>> begin

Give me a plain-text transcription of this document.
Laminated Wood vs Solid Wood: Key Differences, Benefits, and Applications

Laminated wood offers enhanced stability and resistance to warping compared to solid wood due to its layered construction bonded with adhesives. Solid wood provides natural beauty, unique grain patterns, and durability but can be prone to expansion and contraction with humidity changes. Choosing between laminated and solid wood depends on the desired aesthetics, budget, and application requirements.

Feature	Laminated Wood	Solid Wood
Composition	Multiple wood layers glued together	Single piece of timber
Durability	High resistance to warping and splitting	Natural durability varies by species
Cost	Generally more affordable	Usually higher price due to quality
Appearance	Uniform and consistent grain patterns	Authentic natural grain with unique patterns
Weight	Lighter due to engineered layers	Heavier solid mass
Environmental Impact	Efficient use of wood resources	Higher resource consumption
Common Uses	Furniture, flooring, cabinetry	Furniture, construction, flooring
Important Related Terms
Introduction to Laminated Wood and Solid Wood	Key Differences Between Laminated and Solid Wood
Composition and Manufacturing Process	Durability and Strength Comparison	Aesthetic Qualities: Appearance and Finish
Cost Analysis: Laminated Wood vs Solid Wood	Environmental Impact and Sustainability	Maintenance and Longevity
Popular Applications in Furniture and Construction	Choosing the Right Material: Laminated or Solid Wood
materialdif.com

>> end

What needs to be done:
Write out the entire listing exactly.

Expected answer:
Give me a plain-text transcription of this document.
Laminated Wood vs Solid Wood: Key Differences, Benefits, and Applications

Laminated wood offers enhanced stability and resistance to warping compared to solid wood due to its layered construction bonded with adhesives. Solid wood provides natural beauty, unique grain patterns, and durability but can be prone to expansion and contraction with humidity changes. Choosing between laminated and solid wood depends on the desired aesthetics, budget, and application requirements.

Feature	Laminated Wood	Solid Wood
Composition	Multiple wood layers glued together	Single piece of timber
Durability	High resistance to warping and splitting	Natural durability varies by species
Cost	Generally more affordable	Usually higher price due to quality
Appearance	Uniform and consistent grain patterns	Authentic natural grain with unique patterns
Weight	Lighter due to engineered layers	Heavier solid mass
Environmental Impact	Efficient use of wood resources	Higher resource consumption
Common Uses	Furniture, flooring, cabinetry	Furniture, construction, flooring
Important Related Terms
Introduction to Laminated Wood and Solid Wood	Key Differences Between Laminated and Solid Wood
Composition and Manufacturing Process	Durability and Strength Comparison	Aesthetic Qualities: Appearance and Finish
Cost Analysis: Laminated Wood vs Solid Wood	Environmental Impact and Sustainability	Maintenance and Longevity
Popular Applications in Furniture and Construction	Choosing the Right Material: Laminated or Solid Wood
materialdif.com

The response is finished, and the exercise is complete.